**YOUR GOAL:** Rewrite each record's lines as a JSON list of strings, with one string per line and blank lines left out.

**PROVIDED ENTRIES:**
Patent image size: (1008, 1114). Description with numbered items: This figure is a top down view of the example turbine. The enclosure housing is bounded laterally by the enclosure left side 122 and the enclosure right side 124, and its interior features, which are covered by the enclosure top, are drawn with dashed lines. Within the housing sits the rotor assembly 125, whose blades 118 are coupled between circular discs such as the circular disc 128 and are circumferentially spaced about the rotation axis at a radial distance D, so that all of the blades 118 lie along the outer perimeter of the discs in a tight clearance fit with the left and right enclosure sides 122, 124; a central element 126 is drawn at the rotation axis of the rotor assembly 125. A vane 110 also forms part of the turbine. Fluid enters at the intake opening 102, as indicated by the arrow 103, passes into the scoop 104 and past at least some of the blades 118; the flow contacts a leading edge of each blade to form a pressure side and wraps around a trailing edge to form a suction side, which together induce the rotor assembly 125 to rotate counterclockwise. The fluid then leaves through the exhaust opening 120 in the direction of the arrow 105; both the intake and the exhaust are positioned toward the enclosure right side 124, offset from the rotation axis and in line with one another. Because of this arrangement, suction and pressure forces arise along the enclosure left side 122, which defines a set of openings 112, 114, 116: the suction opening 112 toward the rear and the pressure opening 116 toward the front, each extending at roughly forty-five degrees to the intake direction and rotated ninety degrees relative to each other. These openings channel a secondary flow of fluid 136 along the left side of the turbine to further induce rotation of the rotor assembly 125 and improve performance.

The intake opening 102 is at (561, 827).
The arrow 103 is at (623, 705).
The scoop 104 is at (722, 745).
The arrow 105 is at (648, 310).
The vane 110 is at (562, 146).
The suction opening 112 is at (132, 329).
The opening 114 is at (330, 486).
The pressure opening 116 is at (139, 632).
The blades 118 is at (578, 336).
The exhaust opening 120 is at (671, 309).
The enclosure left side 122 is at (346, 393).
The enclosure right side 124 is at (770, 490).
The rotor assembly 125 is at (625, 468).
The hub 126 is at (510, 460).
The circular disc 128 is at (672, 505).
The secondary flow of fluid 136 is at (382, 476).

**EXPECTED OUTPUT:**
[
  "Patent image size: (1008, 1114). Description with numbered items: This figure is a top down view of the example turbine. The enclosure housing is bounded laterally by the enclosure left side 122 and the enclosure right side 124, and its interior features, which are covered by the enclosure top, are drawn with dashed lines. Within the housing sits the rotor assembly 125, whose blades 118 are coupled between circular discs such as the circular disc 128 and are circumferentially spaced about the rotation axis at a radial distance D, so that all of the blades 118 lie along the outer perimeter of the discs in a tight clearance fit with the left and right enclosure sides 122, 124; a central element 126 is drawn at the rotation axis of the rotor assembly 125. A vane 110 also forms part of the turbine. Fluid enters at the intake opening 102, as indicated by the arrow 103, passes into the scoop 104 and past at least some of the blades 118; the flow contacts a leading edge of each blade to form a pressure side and wraps around a trailing edge to form a suction side, which together induce the rotor assembly 125 to rotate counterclockwise. The fluid then leaves through the exhaust opening 120 in the direction of the arrow 105; both the intake and the exhaust are positioned toward the enclosure right side 124, offset from the rotation axis and in line with one another. Because of this arrangement, suction and pressure forces arise along the enclosure left side 122, which defines a set of openings 112, 114, 116: the suction opening 112 toward the rear and the pressure opening 116 toward the front, each extending at roughly forty-five degrees to the intake direction and rotated ninety degrees relative to each other. These openings channel a secondary flow of fluid 136 along the left side of the turbine to further induce rotation of the rotor assembly 125 and improve performance.",
  "The intake opening 102 is at (561, 827).",
  "The arrow 103 is at (623, 705).",
  "The scoop 104 is at (722, 745).",
  "The arrow 105 is at (648, 310).",
  "The vane 110 is at (562, 146).",
  "The suction opening 112 is at (132, 329).",
  "The opening 114 is at (330, 486).",
  "The pressure opening 116 is at (139, 632).",
  "The blades 118 is at (578, 336).",
  "The exhaust opening 120 is at (671, 309).",
  "The enclosure left side 122 is at (346, 393).",
  "The enclosure right side 124 is at (770, 490).",
  "The rotor assembly 125 is at (625, 468).",
  "The hub 126 is at (510, 460).",
  "The circular disc 128 is at (672, 505).",
  "The secondary flow of fluid 136 is at (382, 476)."
]